WHAT YOU ARE ASKED TO DO
Single out each line with the word "placement" and copy it.

INPUT DATA

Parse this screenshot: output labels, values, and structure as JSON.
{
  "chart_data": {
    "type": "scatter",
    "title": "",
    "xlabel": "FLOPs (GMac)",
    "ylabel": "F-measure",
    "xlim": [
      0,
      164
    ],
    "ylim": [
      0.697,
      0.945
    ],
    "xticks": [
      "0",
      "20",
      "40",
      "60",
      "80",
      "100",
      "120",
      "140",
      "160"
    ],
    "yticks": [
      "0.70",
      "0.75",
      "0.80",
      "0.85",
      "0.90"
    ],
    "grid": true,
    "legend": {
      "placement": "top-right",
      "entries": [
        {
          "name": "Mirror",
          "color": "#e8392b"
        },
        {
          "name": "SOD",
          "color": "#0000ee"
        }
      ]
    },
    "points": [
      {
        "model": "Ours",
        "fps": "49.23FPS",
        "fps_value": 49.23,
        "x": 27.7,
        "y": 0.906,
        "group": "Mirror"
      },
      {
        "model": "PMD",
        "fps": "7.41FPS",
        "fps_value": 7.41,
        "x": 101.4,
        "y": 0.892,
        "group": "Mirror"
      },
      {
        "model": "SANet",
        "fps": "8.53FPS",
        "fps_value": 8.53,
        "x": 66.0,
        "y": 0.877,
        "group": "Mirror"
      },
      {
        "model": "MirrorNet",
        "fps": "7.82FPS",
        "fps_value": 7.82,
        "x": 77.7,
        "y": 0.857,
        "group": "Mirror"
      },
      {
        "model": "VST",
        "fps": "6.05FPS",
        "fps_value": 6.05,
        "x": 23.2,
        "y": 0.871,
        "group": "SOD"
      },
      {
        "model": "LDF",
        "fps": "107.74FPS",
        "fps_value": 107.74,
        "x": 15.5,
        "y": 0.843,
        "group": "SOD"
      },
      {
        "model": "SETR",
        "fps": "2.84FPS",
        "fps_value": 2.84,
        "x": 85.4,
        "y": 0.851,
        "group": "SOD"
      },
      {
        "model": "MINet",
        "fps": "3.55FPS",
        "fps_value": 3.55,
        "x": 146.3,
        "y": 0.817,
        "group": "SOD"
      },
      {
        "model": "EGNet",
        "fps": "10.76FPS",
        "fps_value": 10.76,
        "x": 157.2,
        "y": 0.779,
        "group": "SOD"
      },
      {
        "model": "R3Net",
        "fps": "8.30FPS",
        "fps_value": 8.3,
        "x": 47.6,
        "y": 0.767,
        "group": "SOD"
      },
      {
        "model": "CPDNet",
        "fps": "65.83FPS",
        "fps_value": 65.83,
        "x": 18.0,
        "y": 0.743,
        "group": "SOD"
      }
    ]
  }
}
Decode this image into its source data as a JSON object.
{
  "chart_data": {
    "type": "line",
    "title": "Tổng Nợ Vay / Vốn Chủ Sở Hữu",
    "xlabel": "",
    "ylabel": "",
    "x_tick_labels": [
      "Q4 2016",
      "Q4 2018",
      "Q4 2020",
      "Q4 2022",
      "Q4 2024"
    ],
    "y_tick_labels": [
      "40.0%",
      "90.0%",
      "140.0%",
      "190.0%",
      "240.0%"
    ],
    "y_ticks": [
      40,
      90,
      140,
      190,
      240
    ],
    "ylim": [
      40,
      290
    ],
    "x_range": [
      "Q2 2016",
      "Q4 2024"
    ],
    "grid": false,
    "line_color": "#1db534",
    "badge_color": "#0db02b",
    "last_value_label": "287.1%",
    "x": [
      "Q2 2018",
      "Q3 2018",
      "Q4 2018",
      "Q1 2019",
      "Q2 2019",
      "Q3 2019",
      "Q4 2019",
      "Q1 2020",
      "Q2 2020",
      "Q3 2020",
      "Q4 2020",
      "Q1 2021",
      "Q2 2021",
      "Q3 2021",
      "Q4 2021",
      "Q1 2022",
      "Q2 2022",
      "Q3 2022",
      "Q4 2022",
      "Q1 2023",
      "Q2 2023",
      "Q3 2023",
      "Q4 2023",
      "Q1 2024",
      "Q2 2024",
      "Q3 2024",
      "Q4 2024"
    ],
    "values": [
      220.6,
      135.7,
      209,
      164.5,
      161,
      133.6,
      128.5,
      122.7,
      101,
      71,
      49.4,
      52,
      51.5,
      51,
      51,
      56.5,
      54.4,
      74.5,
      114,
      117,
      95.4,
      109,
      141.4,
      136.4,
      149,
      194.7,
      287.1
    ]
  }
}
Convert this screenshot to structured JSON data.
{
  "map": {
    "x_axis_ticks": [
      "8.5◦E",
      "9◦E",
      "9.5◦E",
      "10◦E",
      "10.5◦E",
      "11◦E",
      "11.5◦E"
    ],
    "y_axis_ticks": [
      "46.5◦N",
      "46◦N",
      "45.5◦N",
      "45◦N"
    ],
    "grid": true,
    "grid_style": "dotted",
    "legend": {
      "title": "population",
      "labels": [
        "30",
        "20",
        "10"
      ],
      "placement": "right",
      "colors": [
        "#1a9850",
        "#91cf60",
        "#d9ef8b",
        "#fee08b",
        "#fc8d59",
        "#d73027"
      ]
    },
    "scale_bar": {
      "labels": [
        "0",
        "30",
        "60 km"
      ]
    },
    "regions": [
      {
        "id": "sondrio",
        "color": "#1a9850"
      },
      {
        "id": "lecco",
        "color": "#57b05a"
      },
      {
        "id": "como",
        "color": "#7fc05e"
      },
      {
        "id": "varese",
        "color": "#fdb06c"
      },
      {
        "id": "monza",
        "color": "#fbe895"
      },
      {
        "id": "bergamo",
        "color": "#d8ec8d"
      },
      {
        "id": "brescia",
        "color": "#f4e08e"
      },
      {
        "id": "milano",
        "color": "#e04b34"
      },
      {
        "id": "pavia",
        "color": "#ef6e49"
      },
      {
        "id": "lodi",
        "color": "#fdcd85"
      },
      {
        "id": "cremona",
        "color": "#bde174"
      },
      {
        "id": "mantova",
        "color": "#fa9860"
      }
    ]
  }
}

RESULT OF THE EXERCISE
      "placement": "top-right",
      "placement": "right",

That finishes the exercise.